- **Selection**
The rigid earth now appeared to be less rigid.… Calculations of the viscosity of the interior … led to the realization that the earth as a whole behaves as though a cool and brittle upper layer, perhaps 100 kilometers thick, rests on a hot and plastic interior. All the large topographical features—continents, ocean basins, mountain ranges and even individual volcanoes—slowly seek a rough hydrostatic equilibrium with one another on the exterior. Precise local measurements of gravity showed that the reason some features remain higher than others is that they have deeper, lighter roots than those that are low. The continents were seen to float like great tabular icebergs on a frozen sea.

Everyone could agree that in response to vertical forces the outer crustal layer moved up and down, causing flow in the interior. The crux of the argument between the proponents of fixed and of drifting continents became the question of whether the outer crust must remain rigid under horizontal forces or whether it could respond to such forces by slow lateral movements.

Gondwanaland and "Pangaea"

Suggestions that the continents might have moved had been advanced on various grounds for centuries. The remarkable jigsaw-puzzle fit of the Atlantic coasts of Africa and South America provoked the imagination of explorers almost as soon as the continental outlines appeared opposite each other on the world map. In the late 19th century geologists of the Southern Hemisphere were moved to push the continents of that hemisphere together in one or another combination in order to explain the parallel formations they found, and by the turn of the century the Austrian geologist Eduard Suess had reassembled them all in a single giant land mass that he called Gondwanaland (after Gondwana, a key geological province in east central India).

The first comprehensive theory of continental drift was put forward by the German meteorologist Alfred Wegener in 1912. He argued that if the earth could flow vertically in response to vertical forces, it could also flow laterally. In support of a different primeval arrangement of land masses he was able to point to an astonishing number of close affinities of fossils, rocks and structures on opposite sides of the Atlantic that, he suggested, ran evenly across, like lines of print when the ragged edges of two pieces of a torn newspaper are fitted together again. According to Wegener all the continents had been joined in a single supercontinent about 200 million years ago, with the Western Hemisphere continents moved eastward and butted against the western shores of Europe and Africa and with the Southern Hemisphere continents nestled together on the southern flank of this "Pangaea." Under the action of forces associated with the rotation of the earth, the continents had broken apart, opening up the Atlantic and Indian oceans.

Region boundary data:
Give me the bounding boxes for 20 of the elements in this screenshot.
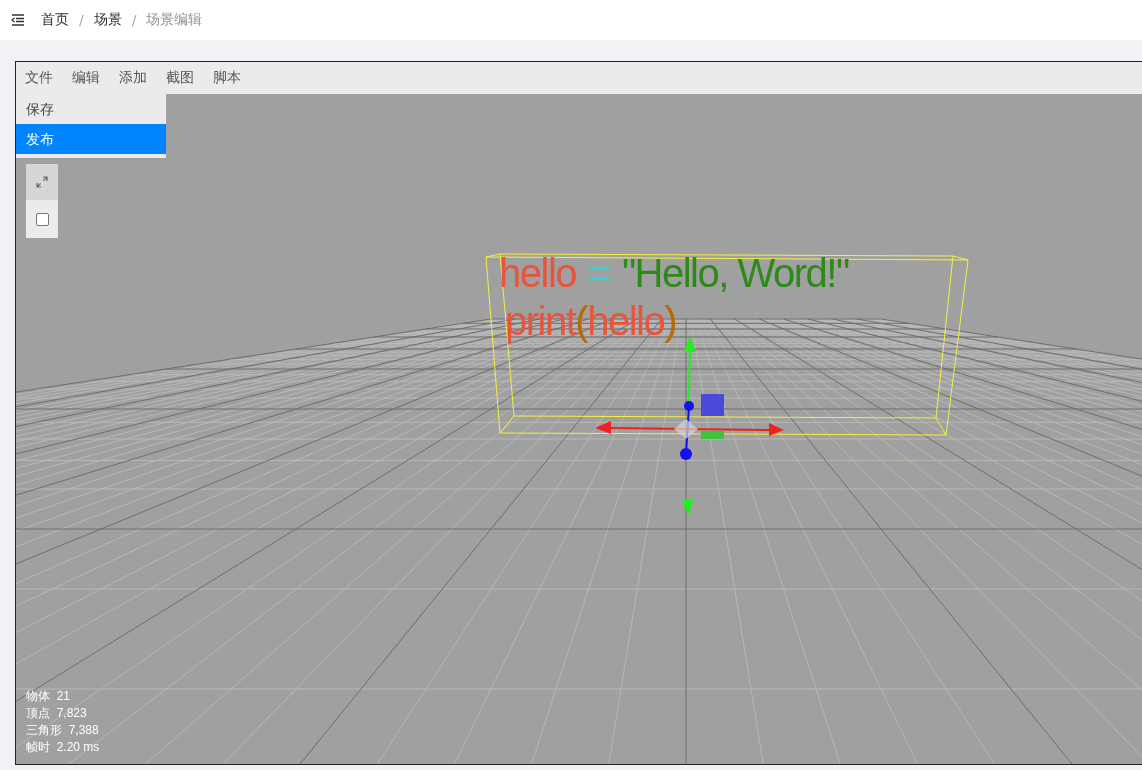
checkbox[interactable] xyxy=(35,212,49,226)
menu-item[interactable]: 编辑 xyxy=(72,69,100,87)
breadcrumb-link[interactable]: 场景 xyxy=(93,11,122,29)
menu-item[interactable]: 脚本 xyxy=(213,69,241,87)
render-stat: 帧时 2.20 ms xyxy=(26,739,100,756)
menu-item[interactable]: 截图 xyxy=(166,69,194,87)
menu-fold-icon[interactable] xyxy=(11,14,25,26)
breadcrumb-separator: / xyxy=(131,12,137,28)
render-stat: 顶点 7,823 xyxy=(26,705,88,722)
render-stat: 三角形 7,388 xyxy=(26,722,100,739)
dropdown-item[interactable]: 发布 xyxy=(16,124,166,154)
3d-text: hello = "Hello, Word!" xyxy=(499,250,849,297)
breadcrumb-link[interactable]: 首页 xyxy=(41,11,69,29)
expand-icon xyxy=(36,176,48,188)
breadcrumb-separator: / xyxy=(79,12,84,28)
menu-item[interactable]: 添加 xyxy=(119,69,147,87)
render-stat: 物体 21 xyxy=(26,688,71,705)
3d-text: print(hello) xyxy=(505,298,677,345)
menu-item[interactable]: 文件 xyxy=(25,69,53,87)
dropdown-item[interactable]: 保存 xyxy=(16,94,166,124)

- **What to do**
**A.** Answer these questions using the continental drift passage:
(i) How thick does the passage suggest the cool and brittle upper layer of the earth might be?
(ii) Who reassembled the continents into a single giant land mass called Gondwanaland?
(iii) In what year was the first comprehensive theory of continental drift put forward?
**B.** Transcribe the continental drift passage between "Suggestions that the" and "east central India).", inclusive.
**C.** Go on with the continental drift passage from the point at which it stops.
The items are not required for any of the work here.

- **Answers for the exercise**
**A.**
(i) Perhaps 100 kilometers thick.
(ii) The Austrian geologist Eduard Suess.
(iii) 1912.

**B.**
Suggestions that the continents might have moved had been advanced on various grounds for centuries. The remarkable jigsaw-puzzle fit of the Atlantic coasts of Africa and South America provoked the imagination of explorers almost as soon as the continental outlines appeared opposite each other on the world map. In the late 19th century geologists of the Southern Hemisphere were moved to push the continents of that hemisphere together in one or another combination in order to explain the parallel formations they found, and by the turn of the century the Austrian geologist Eduard Suess had reassembled them all in a single giant land mass that he called Gondwanaland (after Gondwana, a key geological province in east central India).

**C.**
Between 1920 and 1930 Wegener's hypothesis excited great controversy. Physicists found the mechanism he had proposed inadequate and expressed doubt that the continents could move laterally in any case. Geologists showed that some of Wegener's suggestions for reassembling the continents into a single continent were certainly wrong and that drift was unnecessary to explain the coincidences of geology in many areas. They could not, however, dispute the validity of most of the transatlantic connections. Indeed, more such connections have been steadily added.

It was the discovery of one of these connections that prompted my own recent inquiries into the subject of continental drift. A huge fault of great age bisects Scotland along the Great Glen in the Caledonian Mountains. On the western side of the Atlantic, I was able to show, a string of well-known faults of the same great age connect up into another huge fault, the "Cabot Fault" extending from Boston to northern Newfoundland. These two great faults are much older than the submarine ridge and rift recently discovered on the floor of the mid-Atlantic and shown to be a young formation. The two faults would be one if Wegener's reconstruction or something like it were correct. Wegener also thought that Greenland (where he died in 1930) and Ellesmere Island in the Canadian Arctic had been torn apart by a great lateral displacement along the Robeson Channel. The Geological Survey of Canada has since discovered that the Canadian coast is faulted there.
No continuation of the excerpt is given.